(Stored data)
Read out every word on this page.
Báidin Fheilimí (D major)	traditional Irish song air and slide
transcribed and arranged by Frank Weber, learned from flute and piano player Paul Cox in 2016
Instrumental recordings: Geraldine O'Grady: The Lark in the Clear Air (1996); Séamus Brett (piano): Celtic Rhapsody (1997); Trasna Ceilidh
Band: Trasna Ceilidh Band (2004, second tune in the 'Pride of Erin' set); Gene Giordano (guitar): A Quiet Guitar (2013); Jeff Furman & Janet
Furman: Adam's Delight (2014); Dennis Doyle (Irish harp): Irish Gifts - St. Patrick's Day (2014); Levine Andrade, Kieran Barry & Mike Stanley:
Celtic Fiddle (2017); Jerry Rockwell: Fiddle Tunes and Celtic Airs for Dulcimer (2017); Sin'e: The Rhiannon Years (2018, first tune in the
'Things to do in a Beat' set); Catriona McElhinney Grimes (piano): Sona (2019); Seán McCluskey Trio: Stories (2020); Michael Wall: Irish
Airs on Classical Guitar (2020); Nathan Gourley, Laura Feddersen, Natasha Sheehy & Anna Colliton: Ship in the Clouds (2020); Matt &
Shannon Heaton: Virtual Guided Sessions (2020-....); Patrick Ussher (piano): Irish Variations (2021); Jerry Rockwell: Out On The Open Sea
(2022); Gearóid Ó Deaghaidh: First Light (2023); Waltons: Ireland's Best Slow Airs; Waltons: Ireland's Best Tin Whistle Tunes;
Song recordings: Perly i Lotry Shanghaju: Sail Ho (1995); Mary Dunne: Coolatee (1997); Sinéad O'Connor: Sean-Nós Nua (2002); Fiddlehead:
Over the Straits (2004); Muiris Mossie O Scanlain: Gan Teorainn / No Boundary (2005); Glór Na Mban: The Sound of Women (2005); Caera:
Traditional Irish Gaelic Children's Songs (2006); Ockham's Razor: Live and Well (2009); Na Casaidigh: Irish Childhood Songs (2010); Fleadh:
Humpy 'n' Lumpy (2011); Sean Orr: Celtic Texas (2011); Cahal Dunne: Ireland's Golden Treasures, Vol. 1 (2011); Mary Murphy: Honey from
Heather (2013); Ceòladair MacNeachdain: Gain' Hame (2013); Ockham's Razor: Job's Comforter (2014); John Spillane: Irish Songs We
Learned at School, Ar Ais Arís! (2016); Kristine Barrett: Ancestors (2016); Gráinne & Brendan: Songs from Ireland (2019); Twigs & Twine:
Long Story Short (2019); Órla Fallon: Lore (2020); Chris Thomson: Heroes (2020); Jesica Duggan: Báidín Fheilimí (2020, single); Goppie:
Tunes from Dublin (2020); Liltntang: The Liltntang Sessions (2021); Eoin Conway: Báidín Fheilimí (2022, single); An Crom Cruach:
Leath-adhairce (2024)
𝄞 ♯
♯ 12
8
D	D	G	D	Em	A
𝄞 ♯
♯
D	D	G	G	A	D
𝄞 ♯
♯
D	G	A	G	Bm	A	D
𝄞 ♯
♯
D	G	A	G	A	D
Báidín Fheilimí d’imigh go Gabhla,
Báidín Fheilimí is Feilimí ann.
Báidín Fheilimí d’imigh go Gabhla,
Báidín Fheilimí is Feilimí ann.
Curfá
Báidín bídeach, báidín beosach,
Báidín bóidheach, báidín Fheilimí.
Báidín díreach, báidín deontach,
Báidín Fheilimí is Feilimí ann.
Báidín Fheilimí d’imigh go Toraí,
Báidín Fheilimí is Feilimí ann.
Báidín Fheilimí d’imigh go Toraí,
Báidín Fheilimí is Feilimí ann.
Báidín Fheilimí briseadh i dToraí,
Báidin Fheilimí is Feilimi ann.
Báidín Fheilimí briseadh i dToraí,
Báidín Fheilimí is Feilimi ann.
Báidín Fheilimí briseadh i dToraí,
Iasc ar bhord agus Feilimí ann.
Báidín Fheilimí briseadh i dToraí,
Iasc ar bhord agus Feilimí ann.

_EXERCISE GOAL_
With no line omitted, copy all the data exactly.

_RESPONSE TO THE TASK_
Read out every word on this page.
Báidin Fheilimí (D major)	traditional Irish song air and slide
transcribed and arranged by Frank Weber, learned from flute and piano player Paul Cox in 2016
Instrumental recordings: Geraldine O'Grady: The Lark in the Clear Air (1996); Séamus Brett (piano): Celtic Rhapsody (1997); Trasna Ceilidh
Band: Trasna Ceilidh Band (2004, second tune in the 'Pride of Erin' set); Gene Giordano (guitar): A Quiet Guitar (2013); Jeff Furman & Janet
Furman: Adam's Delight (2014); Dennis Doyle (Irish harp): Irish Gifts - St. Patrick's Day (2014); Levine Andrade, Kieran Barry & Mike Stanley:
Celtic Fiddle (2017); Jerry Rockwell: Fiddle Tunes and Celtic Airs for Dulcimer (2017); Sin'e: The Rhiannon Years (2018, first tune in the
'Things to do in a Beat' set); Catriona McElhinney Grimes (piano): Sona (2019); Seán McCluskey Trio: Stories (2020); Michael Wall: Irish
Airs on Classical Guitar (2020); Nathan Gourley, Laura Feddersen, Natasha Sheehy & Anna Colliton: Ship in the Clouds (2020); Matt &
Shannon Heaton: Virtual Guided Sessions (2020-....); Patrick Ussher (piano): Irish Variations (2021); Jerry Rockwell: Out On The Open Sea
(2022); Gearóid Ó Deaghaidh: First Light (2023); Waltons: Ireland's Best Slow Airs; Waltons: Ireland's Best Tin Whistle Tunes;
Song recordings: Perly i Lotry Shanghaju: Sail Ho (1995); Mary Dunne: Coolatee (1997); Sinéad O'Connor: Sean-Nós Nua (2002); Fiddlehead:
Over the Straits (2004); Muiris Mossie O Scanlain: Gan Teorainn / No Boundary (2005); Glór Na Mban: The Sound of Women (2005); Caera:
Traditional Irish Gaelic Children's Songs (2006); Ockham's Razor: Live and Well (2009); Na Casaidigh: Irish Childhood Songs (2010); Fleadh:
Humpy 'n' Lumpy (2011); Sean Orr: Celtic Texas (2011); Cahal Dunne: Ireland's Golden Treasures, Vol. 1 (2011); Mary Murphy: Honey from
Heather (2013); Ceòladair MacNeachdain: Gain' Hame (2013); Ockham's Razor: Job's Comforter (2014); John Spillane: Irish Songs We
Learned at School, Ar Ais Arís! (2016); Kristine Barrett: Ancestors (2016); Gráinne & Brendan: Songs from Ireland (2019); Twigs & Twine:
Long Story Short (2019); Órla Fallon: Lore (2020); Chris Thomson: Heroes (2020); Jesica Duggan: Báidín Fheilimí (2020, single); Goppie:
Tunes from Dublin (2020); Liltntang: The Liltntang Sessions (2021); Eoin Conway: Báidín Fheilimí (2022, single); An Crom Cruach:
Leath-adhairce (2024)
𝄞 ♯
♯ 12
8
D	D	G	D	Em	A
𝄞 ♯
♯
D	D	G	G	A	D
𝄞 ♯
♯
D	G	A	G	Bm	A	D
𝄞 ♯
♯
D	G	A	G	A	D
Báidín Fheilimí d’imigh go Gabhla,
Báidín Fheilimí is Feilimí ann.
Báidín Fheilimí d’imigh go Gabhla,
Báidín Fheilimí is Feilimí ann.
Curfá
Báidín bídeach, báidín beosach,
Báidín bóidheach, báidín Fheilimí.
Báidín díreach, báidín deontach,
Báidín Fheilimí is Feilimí ann.
Báidín Fheilimí d’imigh go Toraí,
Báidín Fheilimí is Feilimí ann.
Báidín Fheilimí d’imigh go Toraí,
Báidín Fheilimí is Feilimí ann.
Báidín Fheilimí briseadh i dToraí,
Báidin Fheilimí is Feilimi ann.
Báidín Fheilimí briseadh i dToraí,
Báidín Fheilimí is Feilimi ann.
Báidín Fheilimí briseadh i dToraí,
Iasc ar bhord agus Feilimí ann.
Báidín Fheilimí briseadh i dToraí,
Iasc ar bhord agus Feilimí ann.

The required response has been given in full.